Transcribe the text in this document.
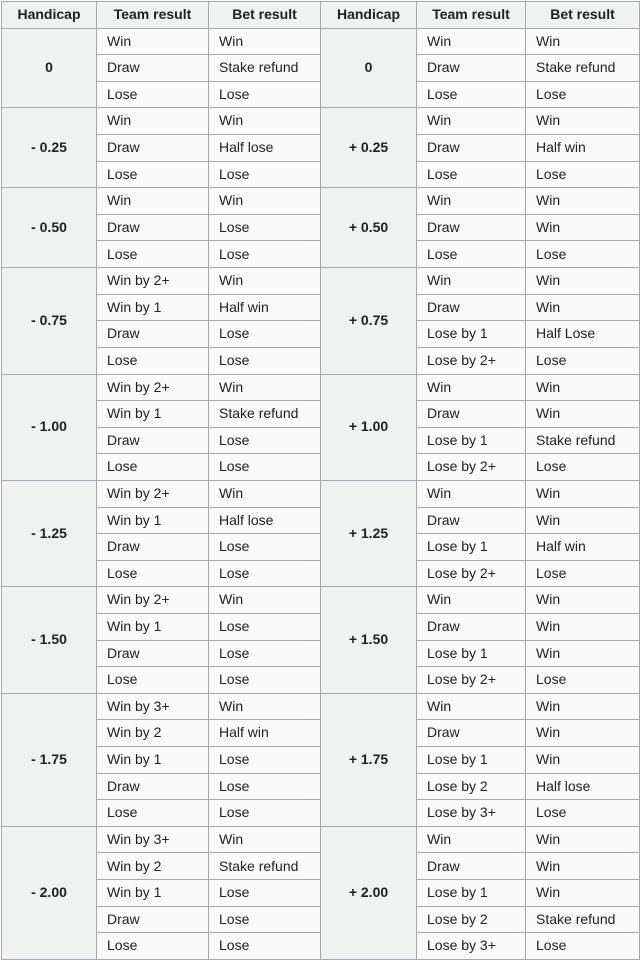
Handicap	Team result	Bet result	Handicap	Team result	Bet result
0	Win	Win	0	Win	Win
	Draw	Stake refund		Draw	Stake refund
	Lose	Lose		Lose	Lose
- 0.25	Win	Win	+ 0.25	Win	Win
	Draw	Half lose		Draw	Half win
	Lose	Lose		Lose	Lose
- 0.50	Win	Win	+ 0.50	Win	Win
	Draw	Lose		Draw	Win
	Lose	Lose		Lose	Lose
- 0.75	Win by 2+	Win	+ 0.75	Win	Win
	Win by 1	Half win		Draw	Win
	Draw	Lose		Lose by 1	Half Lose
	Lose	Lose		Lose by 2+	Lose
- 1.00	Win by 2+	Win	+ 1.00	Win	Win
	Win by 1	Stake refund		Draw	Win
	Draw	Lose		Lose by 1	Stake refund
	Lose	Lose		Lose by 2+	Lose
- 1.25	Win by 2+	Win	+ 1.25	Win	Win
	Win by 1	Half lose		Draw	Win
	Draw	Lose		Lose by 1	Half win
	Lose	Lose		Lose by 2+	Lose
- 1.50	Win by 2+	Win	+ 1.50	Win	Win
	Win by 1	Lose		Draw	Win
	Draw	Lose		Lose by 1	Win
	Lose	Lose		Lose by 2+	Lose
- 1.75	Win by 3+	Win	+ 1.75	Win	Win
	Win by 2	Half win		Draw	Win
	Win by 1	Lose		Lose by 1	Win
	Draw	Lose		Lose by 2	Half lose
	Lose	Lose		Lose by 3+	Lose
- 2.00	Win by 3+	Win	+ 2.00	Win	Win
	Win by 2	Stake refund		Draw	Win
	Win by 1	Lose		Lose by 1	Win
	Draw	Lose		Lose by 2	Stake refund
	Lose	Lose		Lose by 3+	Lose
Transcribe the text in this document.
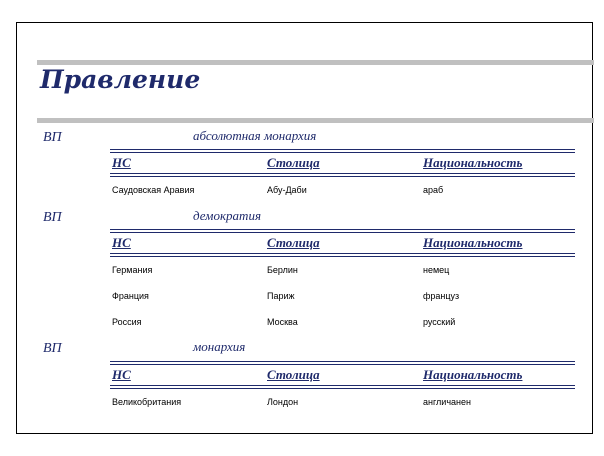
Правление
ВП	абсолютная монархия
НС	Столица	Национальность
Саудовская Аравия	Абу-Даби	араб
ВП	демократия
НС	Столица	Национальность
Германия	Берлин	немец
Франция	Париж	француз
Россия	Москва	русский
ВП	монархия
НС	Столица	Национальность
Великобритания	Лондон	англичанен
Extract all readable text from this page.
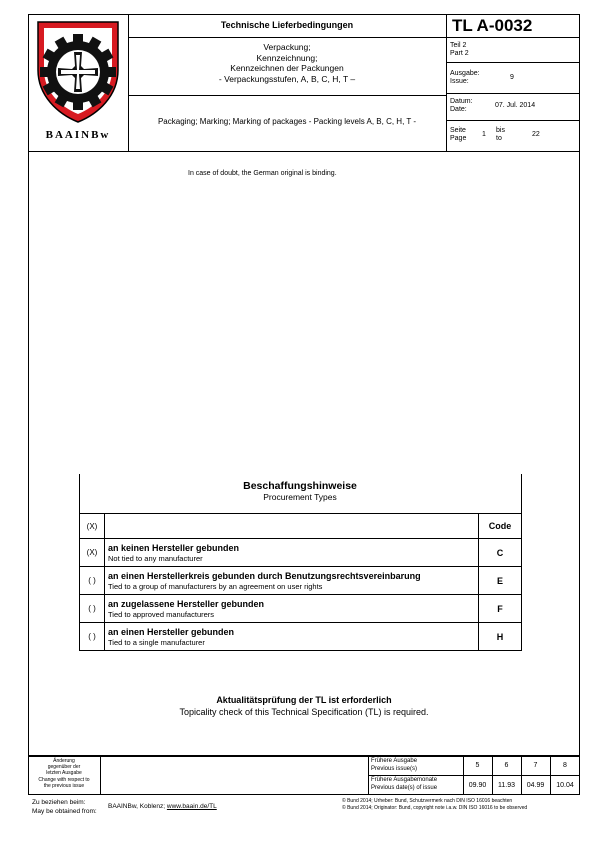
BAAINBw
Technische Lieferbedingungen	TL A-0032
Verpackung;
Kennzeichnung;
Kennzeichnen der Packungen
- Verpackungsstufen, A, B, C, H, T –
Packaging; Marking; Marking of packages - Packing levels A, B, C, H, T -
Teil 2
Part 2
Ausgabe:
Issue:
9
Datum:
Date:
07. Jul. 2014
Seite
Page
1
bis
to
22
In case of doubt, the German original is binding.
Beschaffungshinweise
Procurement Types
(X)		Code
(X)	an keinen Hersteller gebunden
Not tied to any manufacturer	C
( )	an einen Herstellerkreis gebunden durch Benutzungsrechtsvereinbarung
Tied to a group of manufacturers by an agreement on user rights	E
( )	an zugelassene Hersteller gebunden
Tied to approved manufacturers	F
( )	an einen Hersteller gebunden
Tied to a single manufacturer	H
Aktualitätsprüfung der TL ist erforderlich
Topicality check of this Technical Specification (TL) is required.
Änderung
gegenüber der
letzten Ausgabe
Change with respect to
the previous issue
Frühere Ausgabe
Previous issue(s)
Frühere Ausgabemonate
Previous date(s) of issue
5	6	7	8
09.90	11.93	04.99	10.04
Zu beziehen beim:
May be obtained from:
BAAINBw, Koblenz; www.baain.de/TL
© Bund 2014; Urheber: Bund, Schutzvermerk nach DIN ISO 16016 beachten
© Bund 2014; Originator: Bund, copyright note i.a.w. DIN ISO 16016 to be observed
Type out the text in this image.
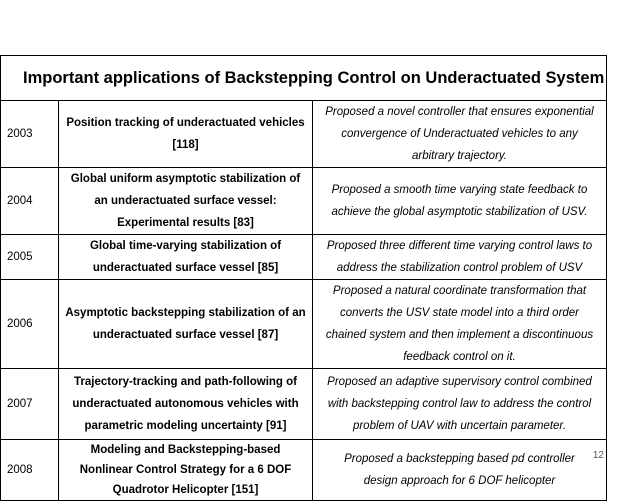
Important applications of Backstepping Control on Underactuated System		
2003	Position tracking of underactuated vehicles [118]	Proposed a novel controller that ensures exponential convergence of Underactuated vehicles to any arbitrary trajectory.
2004	Global uniform asymptotic stabilization of an underactuated surface vessel: Experimental results [83]	Proposed a smooth time varying state feedback to achieve the global asymptotic stabilization of USV.
2005	Global time-varying stabilization of underactuated surface vessel [85]	Proposed three different time varying control laws to address the stabilization control problem of USV
2006	Asymptotic backstepping stabilization of an underactuated surface vessel [87]	Proposed a natural coordinate transformation that converts the USV state model into a third order chained system and then implement a discontinuous feedback control on it.
2007	Trajectory-tracking and path-following of underactuated autonomous vehicles with parametric modeling uncertainty [91]	Proposed an adaptive supervisory control combined with backstepping control law to address the control problem of UAV with uncertain parameter.
2008	Modeling and Backstepping-based Nonlinear Control Strategy for a 6 DOF Quadrotor Helicopter [151]	Proposed a backstepping based pd controller design approach for 6 DOF helicopter
12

════════

• _WHAT TO PRODUCE_:
Output every entry word for word, but omit the pictures.

• _RESULT OF THIS TASK_:
Transcribe the text in this document.
Handicap	Team result	Bet result	Handicap	Team result	Bet result
0	Win	Win	0	Win	Win
	Draw	Stake refund		Draw	Stake refund
	Lose	Lose		Lose	Lose
- 0.25	Win	Win	+ 0.25	Win	Win
	Draw	Half lose		Draw	Half win
	Lose	Lose		Lose	Lose
- 0.50	Win	Win	+ 0.50	Win	Win
	Draw	Lose		Draw	Win
	Lose	Lose		Lose	Lose
- 0.75	Win by 2+	Win	+ 0.75	Win	Win
	Win by 1	Half win		Draw	Win
	Draw	Lose		Lose by 1	Half Lose
	Lose	Lose		Lose by 2+	Lose
- 1.00	Win by 2+	Win	+ 1.00	Win	Win
	Win by 1	Stake refund		Draw	Win
	Draw	Lose		Lose by 1	Stake refund
	Lose	Lose		Lose by 2+	Lose
- 1.25	Win by 2+	Win	+ 1.25	Win	Win
	Win by 1	Half lose		Draw	Win
	Draw	Lose		Lose by 1	Half win
	Lose	Lose		Lose by 2+	Lose
- 1.50	Win by 2+	Win	+ 1.50	Win	Win
	Win by 1	Lose		Draw	Win
	Draw	Lose		Lose by 1	Win
	Lose	Lose		Lose by 2+	Lose
- 1.75	Win by 3+	Win	+ 1.75	Win	Win
	Win by 2	Half win		Draw	Win
	Win by 1	Lose		Lose by 1	Win
	Draw	Lose		Lose by 2	Half lose
	Lose	Lose		Lose by 3+	Lose
- 2.00	Win by 3+	Win	+ 2.00	Win	Win
	Win by 2	Stake refund		Draw	Win
	Win by 1	Lose		Lose by 1	Win
	Draw	Lose		Lose by 2	Stake refund
	Lose	Lose		Lose by 3+	Lose
Transcribe the text in this document.
Правление
ВП	абсолютная монархия
НС	Столица	Национальность
Саудовская Аравия	Абу-Даби	араб
ВП	демократия
НС	Столица	Национальность
Германия	Берлин	немец
Франция	Париж	француз
Россия	Москва	русский
ВП	монархия
НС	Столица	Национальность
Великобритания	Лондон	англичанен
Extract all readable text from this page.
BAAINBw
Technische Lieferbedingungen	TL A-0032
Verpackung;
Kennzeichnung;
Kennzeichnen der Packungen
- Verpackungsstufen, A, B, C, H, T –
Packaging; Marking; Marking of packages - Packing levels A, B, C, H, T -
Teil 2
Part 2
Ausgabe:
Issue:
9
Datum:
Date:
07. Jul. 2014
Seite
Page
1
bis
to
22
In case of doubt, the German original is binding.
Beschaffungshinweise
Procurement Types
(X)		Code
(X)	an keinen Hersteller gebunden
Not tied to any manufacturer	C
( )	an einen Herstellerkreis gebunden durch Benutzungsrechtsvereinbarung
Tied to a group of manufacturers by an agreement on user rights	E
( )	an zugelassene Hersteller gebunden
Tied to approved manufacturers	F
( )	an einen Hersteller gebunden
Tied to a single manufacturer	H
Aktualitätsprüfung der TL ist erforderlich
Topicality check of this Technical Specification (TL) is required.
Änderung
gegenüber der
letzten Ausgabe
Change with respect to
the previous issue
Frühere Ausgabe
Previous issue(s)
Frühere Ausgabemonate
Previous date(s) of issue
5	6	7	8
09.90	11.93	04.99	10.04
Zu beziehen beim:
May be obtained from:
BAAINBw, Koblenz; www.baain.de/TL
© Bund 2014; Urheber: Bund, Schutzvermerk nach DIN ISO 16016 beachten
© Bund 2014; Originator: Bund, copyright note i.a.w. DIN ISO 16016 to be observed
Type out the text in this image.
Important applications of Backstepping Control on Underactuated System		
2003	Position tracking of underactuated vehicles [118]	Proposed a novel controller that ensures exponential convergence of Underactuated vehicles to any arbitrary trajectory.
2004	Global uniform asymptotic stabilization of an underactuated surface vessel: Experimental results [83]	Proposed a smooth time varying state feedback to achieve the global asymptotic stabilization of USV.
2005	Global time-varying stabilization of underactuated surface vessel [85]	Proposed three different time varying control laws to address the stabilization control problem of USV
2006	Asymptotic backstepping stabilization of an underactuated surface vessel [87]	Proposed a natural coordinate transformation that converts the USV state model into a third order chained system and then implement a discontinuous feedback control on it.
2007	Trajectory-tracking and path-following of underactuated autonomous vehicles with parametric modeling uncertainty [91]	Proposed an adaptive supervisory control combined with backstepping control law to address the control problem of UAV with uncertain parameter.
2008	Modeling and Backstepping-based Nonlinear Control Strategy for a 6 DOF Quadrotor Helicopter [151]	Proposed a backstepping based pd controller design approach for 6 DOF helicopter
12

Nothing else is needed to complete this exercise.